# PROBLEM DETAILS:
Locate every line that holds the string "density" and copy it.

# TASK INPUT start

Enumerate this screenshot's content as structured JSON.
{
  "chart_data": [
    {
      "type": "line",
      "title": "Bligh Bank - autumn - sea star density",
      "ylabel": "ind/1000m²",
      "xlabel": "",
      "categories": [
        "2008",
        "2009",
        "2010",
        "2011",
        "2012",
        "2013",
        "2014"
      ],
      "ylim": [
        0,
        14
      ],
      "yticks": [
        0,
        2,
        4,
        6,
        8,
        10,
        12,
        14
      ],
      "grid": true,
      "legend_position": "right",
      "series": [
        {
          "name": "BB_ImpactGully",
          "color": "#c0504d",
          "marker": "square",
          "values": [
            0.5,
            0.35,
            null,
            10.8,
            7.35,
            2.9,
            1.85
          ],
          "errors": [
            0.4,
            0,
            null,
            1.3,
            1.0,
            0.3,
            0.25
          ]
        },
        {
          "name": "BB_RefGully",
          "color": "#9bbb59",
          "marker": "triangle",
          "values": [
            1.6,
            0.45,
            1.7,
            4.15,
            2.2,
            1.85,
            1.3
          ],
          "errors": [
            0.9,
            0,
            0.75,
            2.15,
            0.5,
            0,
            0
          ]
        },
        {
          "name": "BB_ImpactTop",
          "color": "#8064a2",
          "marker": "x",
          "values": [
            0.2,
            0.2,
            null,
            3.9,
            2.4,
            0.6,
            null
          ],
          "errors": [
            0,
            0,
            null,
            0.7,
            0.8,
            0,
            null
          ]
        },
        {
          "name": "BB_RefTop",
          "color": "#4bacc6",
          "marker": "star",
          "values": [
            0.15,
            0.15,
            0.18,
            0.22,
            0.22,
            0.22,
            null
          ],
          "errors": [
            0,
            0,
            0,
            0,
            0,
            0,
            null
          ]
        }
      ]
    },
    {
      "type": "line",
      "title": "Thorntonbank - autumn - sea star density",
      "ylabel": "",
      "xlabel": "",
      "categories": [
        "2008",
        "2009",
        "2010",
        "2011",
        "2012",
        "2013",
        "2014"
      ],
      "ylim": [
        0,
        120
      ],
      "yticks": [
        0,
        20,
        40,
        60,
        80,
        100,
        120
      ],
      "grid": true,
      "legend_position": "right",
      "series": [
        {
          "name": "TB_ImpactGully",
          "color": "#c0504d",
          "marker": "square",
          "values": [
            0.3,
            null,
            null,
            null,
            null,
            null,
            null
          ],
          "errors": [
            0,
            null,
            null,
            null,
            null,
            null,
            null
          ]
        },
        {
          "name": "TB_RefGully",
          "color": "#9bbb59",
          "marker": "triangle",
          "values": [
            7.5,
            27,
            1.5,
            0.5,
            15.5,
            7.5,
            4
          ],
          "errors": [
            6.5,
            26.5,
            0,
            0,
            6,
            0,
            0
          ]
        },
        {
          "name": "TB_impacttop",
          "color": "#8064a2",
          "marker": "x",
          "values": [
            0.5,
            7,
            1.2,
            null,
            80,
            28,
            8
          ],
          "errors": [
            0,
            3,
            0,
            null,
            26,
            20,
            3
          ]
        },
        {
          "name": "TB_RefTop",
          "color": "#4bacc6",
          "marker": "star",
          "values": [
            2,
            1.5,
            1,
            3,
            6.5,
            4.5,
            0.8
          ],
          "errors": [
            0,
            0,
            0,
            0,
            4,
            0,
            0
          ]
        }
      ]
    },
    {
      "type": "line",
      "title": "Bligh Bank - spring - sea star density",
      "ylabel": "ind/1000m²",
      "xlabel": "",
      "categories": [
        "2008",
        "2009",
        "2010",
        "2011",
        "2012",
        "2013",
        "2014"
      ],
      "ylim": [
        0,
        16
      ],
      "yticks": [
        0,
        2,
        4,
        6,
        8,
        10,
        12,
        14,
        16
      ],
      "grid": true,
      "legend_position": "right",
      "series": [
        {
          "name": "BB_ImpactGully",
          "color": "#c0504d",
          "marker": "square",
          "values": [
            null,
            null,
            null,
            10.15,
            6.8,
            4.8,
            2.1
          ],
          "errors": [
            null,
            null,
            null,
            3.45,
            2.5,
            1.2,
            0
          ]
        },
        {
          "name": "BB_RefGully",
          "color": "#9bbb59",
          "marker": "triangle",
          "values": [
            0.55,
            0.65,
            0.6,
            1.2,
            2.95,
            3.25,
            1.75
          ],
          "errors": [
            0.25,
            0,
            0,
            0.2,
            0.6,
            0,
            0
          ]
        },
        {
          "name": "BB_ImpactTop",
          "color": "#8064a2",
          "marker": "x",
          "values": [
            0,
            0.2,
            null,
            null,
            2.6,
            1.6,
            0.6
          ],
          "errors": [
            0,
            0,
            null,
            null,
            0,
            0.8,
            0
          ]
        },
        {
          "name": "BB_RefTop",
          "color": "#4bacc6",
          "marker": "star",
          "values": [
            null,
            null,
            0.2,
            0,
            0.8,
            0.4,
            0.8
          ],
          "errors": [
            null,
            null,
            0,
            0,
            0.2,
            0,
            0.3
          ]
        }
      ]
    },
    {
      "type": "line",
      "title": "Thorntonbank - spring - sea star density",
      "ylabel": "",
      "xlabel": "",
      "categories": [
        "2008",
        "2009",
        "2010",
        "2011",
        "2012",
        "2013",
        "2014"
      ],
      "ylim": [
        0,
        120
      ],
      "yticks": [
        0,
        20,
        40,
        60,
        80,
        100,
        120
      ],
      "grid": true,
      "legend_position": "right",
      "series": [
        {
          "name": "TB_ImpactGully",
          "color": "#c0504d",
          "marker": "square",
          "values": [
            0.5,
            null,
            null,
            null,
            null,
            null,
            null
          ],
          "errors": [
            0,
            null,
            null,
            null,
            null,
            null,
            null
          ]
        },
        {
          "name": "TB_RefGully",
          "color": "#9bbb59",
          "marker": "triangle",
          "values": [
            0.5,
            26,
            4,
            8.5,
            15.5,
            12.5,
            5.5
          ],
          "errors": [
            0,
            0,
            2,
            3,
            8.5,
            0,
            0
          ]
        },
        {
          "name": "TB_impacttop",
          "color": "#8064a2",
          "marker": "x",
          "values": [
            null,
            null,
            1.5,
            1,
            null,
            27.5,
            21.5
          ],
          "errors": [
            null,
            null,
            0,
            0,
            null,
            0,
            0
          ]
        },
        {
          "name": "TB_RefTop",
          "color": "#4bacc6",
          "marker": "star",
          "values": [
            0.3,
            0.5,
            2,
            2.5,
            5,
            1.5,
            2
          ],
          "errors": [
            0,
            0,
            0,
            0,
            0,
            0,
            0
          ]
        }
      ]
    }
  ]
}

# TASK INPUT end

# RESPONSE TO THE EXERCISE:
      "title": "Bligh Bank - autumn - sea star density",
      "title": "Thorntonbank - autumn - sea star density",
      "title": "Bligh Bank - spring - sea star density",
      "title": "Thorntonbank - spring - sea star density",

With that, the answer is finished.